[DATASET ENTRIES]

* * * * * * *

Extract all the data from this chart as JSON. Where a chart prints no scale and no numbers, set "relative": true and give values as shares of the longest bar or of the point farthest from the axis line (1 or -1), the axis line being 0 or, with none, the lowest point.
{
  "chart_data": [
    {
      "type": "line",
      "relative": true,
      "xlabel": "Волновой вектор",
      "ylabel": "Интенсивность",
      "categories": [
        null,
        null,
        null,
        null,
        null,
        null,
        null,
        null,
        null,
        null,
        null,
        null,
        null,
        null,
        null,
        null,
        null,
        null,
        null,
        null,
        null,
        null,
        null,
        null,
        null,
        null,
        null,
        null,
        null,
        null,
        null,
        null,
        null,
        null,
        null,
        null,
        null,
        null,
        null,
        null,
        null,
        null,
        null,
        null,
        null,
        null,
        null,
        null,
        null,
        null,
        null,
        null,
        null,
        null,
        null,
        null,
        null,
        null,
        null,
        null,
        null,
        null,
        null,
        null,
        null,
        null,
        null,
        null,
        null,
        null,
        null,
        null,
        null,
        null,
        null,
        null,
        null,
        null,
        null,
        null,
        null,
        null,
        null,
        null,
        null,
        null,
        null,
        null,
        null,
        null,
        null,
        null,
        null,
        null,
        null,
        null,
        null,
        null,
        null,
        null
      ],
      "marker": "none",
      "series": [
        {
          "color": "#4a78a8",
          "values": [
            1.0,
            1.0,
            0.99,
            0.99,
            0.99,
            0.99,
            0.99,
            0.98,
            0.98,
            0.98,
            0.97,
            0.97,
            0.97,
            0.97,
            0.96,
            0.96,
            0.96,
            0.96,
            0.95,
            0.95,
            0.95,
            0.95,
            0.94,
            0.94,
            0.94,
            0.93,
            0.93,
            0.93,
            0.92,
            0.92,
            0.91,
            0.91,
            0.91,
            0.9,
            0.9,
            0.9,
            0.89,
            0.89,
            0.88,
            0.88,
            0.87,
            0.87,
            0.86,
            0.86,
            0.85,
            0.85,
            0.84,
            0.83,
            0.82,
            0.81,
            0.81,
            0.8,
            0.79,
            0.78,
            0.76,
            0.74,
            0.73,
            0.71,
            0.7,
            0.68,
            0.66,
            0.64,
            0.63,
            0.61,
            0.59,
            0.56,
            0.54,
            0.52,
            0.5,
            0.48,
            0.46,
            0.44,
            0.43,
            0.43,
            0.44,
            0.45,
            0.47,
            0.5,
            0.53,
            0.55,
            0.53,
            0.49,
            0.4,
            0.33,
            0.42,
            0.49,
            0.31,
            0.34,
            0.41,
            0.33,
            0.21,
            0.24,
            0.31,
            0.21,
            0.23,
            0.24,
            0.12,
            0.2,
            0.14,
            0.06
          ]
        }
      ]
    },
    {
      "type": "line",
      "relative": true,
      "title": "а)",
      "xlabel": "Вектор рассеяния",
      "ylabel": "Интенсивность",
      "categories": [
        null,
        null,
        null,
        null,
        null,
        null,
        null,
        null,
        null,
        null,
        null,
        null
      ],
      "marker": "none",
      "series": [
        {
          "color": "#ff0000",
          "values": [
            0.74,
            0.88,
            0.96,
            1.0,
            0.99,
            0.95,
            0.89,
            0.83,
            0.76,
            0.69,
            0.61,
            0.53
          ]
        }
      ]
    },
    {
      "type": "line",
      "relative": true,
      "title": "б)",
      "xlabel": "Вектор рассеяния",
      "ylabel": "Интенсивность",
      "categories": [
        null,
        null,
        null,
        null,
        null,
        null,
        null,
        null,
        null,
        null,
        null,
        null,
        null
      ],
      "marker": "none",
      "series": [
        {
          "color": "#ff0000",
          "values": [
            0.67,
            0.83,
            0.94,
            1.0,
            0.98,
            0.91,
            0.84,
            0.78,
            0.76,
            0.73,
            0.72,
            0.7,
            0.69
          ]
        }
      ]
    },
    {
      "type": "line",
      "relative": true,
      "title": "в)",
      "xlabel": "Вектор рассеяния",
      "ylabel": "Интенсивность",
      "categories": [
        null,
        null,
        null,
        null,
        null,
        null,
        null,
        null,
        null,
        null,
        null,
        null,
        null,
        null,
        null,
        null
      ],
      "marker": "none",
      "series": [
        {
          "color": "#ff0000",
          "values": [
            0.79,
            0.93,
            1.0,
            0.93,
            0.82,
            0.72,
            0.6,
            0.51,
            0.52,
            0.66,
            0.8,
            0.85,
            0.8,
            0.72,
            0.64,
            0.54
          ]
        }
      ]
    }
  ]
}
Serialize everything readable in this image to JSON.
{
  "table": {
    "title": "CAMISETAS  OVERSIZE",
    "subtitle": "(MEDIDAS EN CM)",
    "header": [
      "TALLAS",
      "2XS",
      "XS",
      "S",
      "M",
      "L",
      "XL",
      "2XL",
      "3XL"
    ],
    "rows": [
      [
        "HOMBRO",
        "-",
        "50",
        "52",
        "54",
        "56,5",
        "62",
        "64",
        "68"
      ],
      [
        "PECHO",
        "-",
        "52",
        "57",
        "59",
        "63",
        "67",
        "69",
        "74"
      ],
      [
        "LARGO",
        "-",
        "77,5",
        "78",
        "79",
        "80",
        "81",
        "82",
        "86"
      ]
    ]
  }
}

* * * * * * *

[YOUR GOAL] The entries above must be returned exactly.

[THE RESPONSE]
Extract all the data from this chart as JSON. Where a chart prints no scale and no numbers, set "relative": true and give values as shares of the longest bar or of the point farthest from the axis line (1 or -1), the axis line being 0 or, with none, the lowest point.
{
  "chart_data": [
    {
      "type": "line",
      "relative": true,
      "xlabel": "Волновой вектор",
      "ylabel": "Интенсивность",
      "categories": [
        null,
        null,
        null,
        null,
        null,
        null,
        null,
        null,
        null,
        null,
        null,
        null,
        null,
        null,
        null,
        null,
        null,
        null,
        null,
        null,
        null,
        null,
        null,
        null,
        null,
        null,
        null,
        null,
        null,
        null,
        null,
        null,
        null,
        null,
        null,
        null,
        null,
        null,
        null,
        null,
        null,
        null,
        null,
        null,
        null,
        null,
        null,
        null,
        null,
        null,
        null,
        null,
        null,
        null,
        null,
        null,
        null,
        null,
        null,
        null,
        null,
        null,
        null,
        null,
        null,
        null,
        null,
        null,
        null,
        null,
        null,
        null,
        null,
        null,
        null,
        null,
        null,
        null,
        null,
        null,
        null,
        null,
        null,
        null,
        null,
        null,
        null,
        null,
        null,
        null,
        null,
        null,
        null,
        null,
        null,
        null,
        null,
        null,
        null,
        null
      ],
      "marker": "none",
      "series": [
        {
          "color": "#4a78a8",
          "values": [
            1.0,
            1.0,
            0.99,
            0.99,
            0.99,
            0.99,
            0.99,
            0.98,
            0.98,
            0.98,
            0.97,
            0.97,
            0.97,
            0.97,
            0.96,
            0.96,
            0.96,
            0.96,
            0.95,
            0.95,
            0.95,
            0.95,
            0.94,
            0.94,
            0.94,
            0.93,
            0.93,
            0.93,
            0.92,
            0.92,
            0.91,
            0.91,
            0.91,
            0.9,
            0.9,
            0.9,
            0.89,
            0.89,
            0.88,
            0.88,
            0.87,
            0.87,
            0.86,
            0.86,
            0.85,
            0.85,
            0.84,
            0.83,
            0.82,
            0.81,
            0.81,
            0.8,
            0.79,
            0.78,
            0.76,
            0.74,
            0.73,
            0.71,
            0.7,
            0.68,
            0.66,
            0.64,
            0.63,
            0.61,
            0.59,
            0.56,
            0.54,
            0.52,
            0.5,
            0.48,
            0.46,
            0.44,
            0.43,
            0.43,
            0.44,
            0.45,
            0.47,
            0.5,
            0.53,
            0.55,
            0.53,
            0.49,
            0.4,
            0.33,
            0.42,
            0.49,
            0.31,
            0.34,
            0.41,
            0.33,
            0.21,
            0.24,
            0.31,
            0.21,
            0.23,
            0.24,
            0.12,
            0.2,
            0.14,
            0.06
          ]
        }
      ]
    },
    {
      "type": "line",
      "relative": true,
      "title": "а)",
      "xlabel": "Вектор рассеяния",
      "ylabel": "Интенсивность",
      "categories": [
        null,
        null,
        null,
        null,
        null,
        null,
        null,
        null,
        null,
        null,
        null,
        null
      ],
      "marker": "none",
      "series": [
        {
          "color": "#ff0000",
          "values": [
            0.74,
            0.88,
            0.96,
            1.0,
            0.99,
            0.95,
            0.89,
            0.83,
            0.76,
            0.69,
            0.61,
            0.53
          ]
        }
      ]
    },
    {
      "type": "line",
      "relative": true,
      "title": "б)",
      "xlabel": "Вектор рассеяния",
      "ylabel": "Интенсивность",
      "categories": [
        null,
        null,
        null,
        null,
        null,
        null,
        null,
        null,
        null,
        null,
        null,
        null,
        null
      ],
      "marker": "none",
      "series": [
        {
          "color": "#ff0000",
          "values": [
            0.67,
            0.83,
            0.94,
            1.0,
            0.98,
            0.91,
            0.84,
            0.78,
            0.76,
            0.73,
            0.72,
            0.7,
            0.69
          ]
        }
      ]
    },
    {
      "type": "line",
      "relative": true,
      "title": "в)",
      "xlabel": "Вектор рассеяния",
      "ylabel": "Интенсивность",
      "categories": [
        null,
        null,
        null,
        null,
        null,
        null,
        null,
        null,
        null,
        null,
        null,
        null,
        null,
        null,
        null,
        null
      ],
      "marker": "none",
      "series": [
        {
          "color": "#ff0000",
          "values": [
            0.79,
            0.93,
            1.0,
            0.93,
            0.82,
            0.72,
            0.6,
            0.51,
            0.52,
            0.66,
            0.8,
            0.85,
            0.8,
            0.72,
            0.64,
            0.54
          ]
        }
      ]
    }
  ]
}
Serialize everything readable in this image to JSON.
{
  "table": {
    "title": "CAMISETAS  OVERSIZE",
    "subtitle": "(MEDIDAS EN CM)",
    "header": [
      "TALLAS",
      "2XS",
      "XS",
      "S",
      "M",
      "L",
      "XL",
      "2XL",
      "3XL"
    ],
    "rows": [
      [
        "HOMBRO",
        "-",
        "50",
        "52",
        "54",
        "56,5",
        "62",
        "64",
        "68"
      ],
      [
        "PECHO",
        "-",
        "52",
        "57",
        "59",
        "63",
        "67",
        "69",
        "74"
      ],
      [
        "LARGO",
        "-",
        "77,5",
        "78",
        "79",
        "80",
        "81",
        "82",
        "86"
      ]
    ]
  }
}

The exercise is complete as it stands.